Exercise set:
**A)** In the stadium attendance article, how many days do public bodies in the UK have to respond to Freedom of Information requests?
**B)** Convert the rows, from the first line up to and including the line with "leader-line-6: [449, 111, 460, 143]", into a JSON list of strings, one string per line, leaving out any blank lines.

Source extract:

By Tony Attwood
It was quite a scandal, although not surprisingly, the media didn’t want to know. Newspaper web sites publishing pictures of a more than half empty Arsenal stadium and then sneering at the official attendance figures.
The media tended to back off after we revealed that the prime picture used to illustrate an “empty Emirates” was from a pre-season Emirates cup match in which Arsenal were not playing.
Anyway, to keep the story running someone at the BBC then had the bright idea of using up scarce public resources on this topic and so sent a Freedom of Information request to local authorities and police forces.
Public bodies in the UK are obliged under the Freedom of Information Act to respond to requests for information within 20 days. However the Act gives no punishment for those that don’t and many public bodies (such as schools) simply ignore the Act, and there’s nothing much that can be done.
But one might suspect that in a time of constant national crisis over police numbers, the BBC might have thought twice about asking them to spend time on this, but they did and eight public bodies did reply.
And yes some of the findings were interesting, but not that unexpected. Newham Council (in whose area the Taxpayers’ Stadium of West Ham is situated say the average attendance at West Ham was 42,779 whereas the official figure is 55,309.
Manchester City had average figures of 7,482 lower than club figures, and so on. Only one club – Manchester United had club figures which matched council figures.

Material shown:
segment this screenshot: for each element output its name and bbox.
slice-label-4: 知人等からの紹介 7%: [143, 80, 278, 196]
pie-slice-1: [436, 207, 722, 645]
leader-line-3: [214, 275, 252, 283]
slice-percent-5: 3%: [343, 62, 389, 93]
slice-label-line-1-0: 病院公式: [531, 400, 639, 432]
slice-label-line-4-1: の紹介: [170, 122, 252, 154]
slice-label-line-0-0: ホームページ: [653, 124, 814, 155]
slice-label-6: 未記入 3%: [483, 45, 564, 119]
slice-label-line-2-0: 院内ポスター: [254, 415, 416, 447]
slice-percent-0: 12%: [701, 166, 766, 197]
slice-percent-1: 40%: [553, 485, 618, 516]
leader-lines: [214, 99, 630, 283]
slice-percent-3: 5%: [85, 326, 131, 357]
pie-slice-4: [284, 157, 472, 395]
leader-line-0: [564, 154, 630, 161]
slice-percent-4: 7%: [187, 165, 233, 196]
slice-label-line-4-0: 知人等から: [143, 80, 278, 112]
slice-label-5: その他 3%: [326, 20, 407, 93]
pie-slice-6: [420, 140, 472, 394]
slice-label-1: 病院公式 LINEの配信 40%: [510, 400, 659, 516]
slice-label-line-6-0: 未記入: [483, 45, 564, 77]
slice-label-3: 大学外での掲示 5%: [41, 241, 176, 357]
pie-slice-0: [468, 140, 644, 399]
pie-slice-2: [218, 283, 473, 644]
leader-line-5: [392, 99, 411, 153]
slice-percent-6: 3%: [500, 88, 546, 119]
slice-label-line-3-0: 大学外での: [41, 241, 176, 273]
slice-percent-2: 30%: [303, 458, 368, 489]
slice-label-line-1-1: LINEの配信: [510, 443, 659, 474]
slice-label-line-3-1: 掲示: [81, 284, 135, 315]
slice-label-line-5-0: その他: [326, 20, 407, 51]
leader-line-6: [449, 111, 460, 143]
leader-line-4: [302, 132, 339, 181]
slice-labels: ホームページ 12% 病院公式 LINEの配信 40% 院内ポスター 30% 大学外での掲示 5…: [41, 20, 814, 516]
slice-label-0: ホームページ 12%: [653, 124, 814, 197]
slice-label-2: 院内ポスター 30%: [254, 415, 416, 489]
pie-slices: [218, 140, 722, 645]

Answers to each task:
**A)** 20 days.

**B)**
[
  "segment this screenshot: for each element output its name and bbox.",
  "slice-label-4: 知人等からの紹介 7%: [143, 80, 278, 196]",
  "pie-slice-1: [436, 207, 722, 645]",
  "leader-line-3: [214, 275, 252, 283]",
  "slice-percent-5: 3%: [343, 62, 389, 93]",
  "slice-label-line-1-0: 病院公式: [531, 400, 639, 432]",
  "slice-label-line-4-1: の紹介: [170, 122, 252, 154]",
  "slice-label-line-0-0: ホームページ: [653, 124, 814, 155]",
  "slice-label-6: 未記入 3%: [483, 45, 564, 119]",
  "slice-label-line-2-0: 院内ポスター: [254, 415, 416, 447]",
  "slice-percent-0: 12%: [701, 166, 766, 197]",
  "slice-percent-1: 40%: [553, 485, 618, 516]",
  "leader-lines: [214, 99, 630, 283]",
  "slice-percent-3: 5%: [85, 326, 131, 357]",
  "pie-slice-4: [284, 157, 472, 395]",
  "leader-line-0: [564, 154, 630, 161]",
  "slice-percent-4: 7%: [187, 165, 233, 196]",
  "slice-label-line-4-0: 知人等から: [143, 80, 278, 112]",
  "slice-label-5: その他 3%: [326, 20, 407, 93]",
  "pie-slice-6: [420, 140, 472, 394]",
  "slice-label-1: 病院公式 LINEの配信 40%: [510, 400, 659, 516]",
  "slice-label-line-6-0: 未記入: [483, 45, 564, 77]",
  "slice-label-3: 大学外での掲示 5%: [41, 241, 176, 357]",
  "pie-slice-0: [468, 140, 644, 399]",
  "pie-slice-2: [218, 283, 473, 644]",
  "leader-line-5: [392, 99, 411, 153]",
  "slice-percent-6: 3%: [500, 88, 546, 119]",
  "slice-label-line-3-0: 大学外での: [41, 241, 176, 273]",
  "slice-percent-2: 30%: [303, 458, 368, 489]",
  "slice-label-line-1-1: LINEの配信: [510, 443, 659, 474]",
  "slice-label-line-3-1: 掲示: [81, 284, 135, 315]",
  "slice-label-line-5-0: その他: [326, 20, 407, 51]",
  "leader-line-6: [449, 111, 460, 143]"
]